◆ **Stored rows**:
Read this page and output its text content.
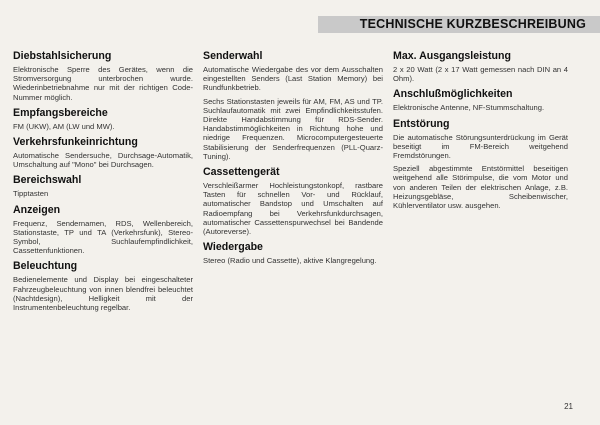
TECHNISCHE KURZBESCHREIBUNG
Diebstahlsicherung
Elektronische Sperre des Gerätes, wenn die Stromversorgung unterbrochen wurde. Wiederinbetriebnahme nur mit der richtigen Code-Nummer möglich.
Empfangsbereiche
FM (UKW), AM (LW und MW).
Verkehrsfunkeinrichtung
Automatische Sendersuche, Durchsage-Automatik, Umschaltung auf "Mono" bei Durchsagen.
Bereichswahl
Tipptasten
Anzeigen
Frequenz, Sendernamen, RDS, Wellenbereich, Stationstaste, TP und TA (Verkehrsfunk), Stereo-Symbol, Suchlaufempfindlichkeit, Cassettenfunktionen.
Beleuchtung
Bedienelemente und Display bei eingeschalteter Fahrzeugbeleuchtung von innen blendfrei beleuchtet (Nachtdesign), Helligkeit mit der Instrumentenbeleuchtung regelbar.
Senderwahl
Automatische Wiedergabe des vor dem Ausschalten eingestellten Senders (Last Station Memory) bei Rundfunkbetrieb.
Sechs Stationstasten jeweils für AM, FM, AS und TP. Suchlaufautomatik mit zwei Empfindlichkeitsstufen. Direkte Handabstimmung für RDS-Sender. Handabstimmöglichkeiten in Richtung hohe und niedrige Frequenzen. Microcomputergesteuerte Stabilisierung der Senderfrequenzen (PLL-Quarz-Tuning).
Cassettengerät
Verschleißarmer Hochleistungstonkopf, rastbare Tasten für schnellen Vor- und Rücklauf, automatischer Bandstop und Umschalten auf Radioempfang bei Verkehrsfunkdurchsagen, automatischer Cassettenspurwechsel bei Bandende (Autoreverse).
Wiedergabe
Stereo (Radio und Cassette), aktive Klangregelung.
Max. Ausgangsleistung
2 x 20 Watt (2 x 17 Watt gemessen nach DIN an 4 Ohm).
Anschlußmöglichkeiten
Elektronische Antenne, NF-Stummschaltung.
Entstörung
Die automatische Störungsunterdrückung im Gerät beseitigt im FM-Bereich weitgehend Fremdstörungen.
Speziell abgestimmte Entstörmittel beseitigen weitgehend alle Störimpulse, die vom Motor und von anderen Teilen der elektrischen Anlage, z.B. Heizungsgebläse, Scheibenwischer, Kühlerventilator usw. ausgehen.
21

◆ **To do**:
Go through the listing above and locate each line that holds the word "Stereo". Copy those lines.

◆ **The answer**:
Frequenz, Sendernamen, RDS, Wellenbereich, Stationstaste, TP und TA (Verkehrsfunk), Stereo-Symbol, Suchlaufempfindlichkeit, Cassettenfunktionen.
Stereo (Radio und Cassette), aktive Klangregelung.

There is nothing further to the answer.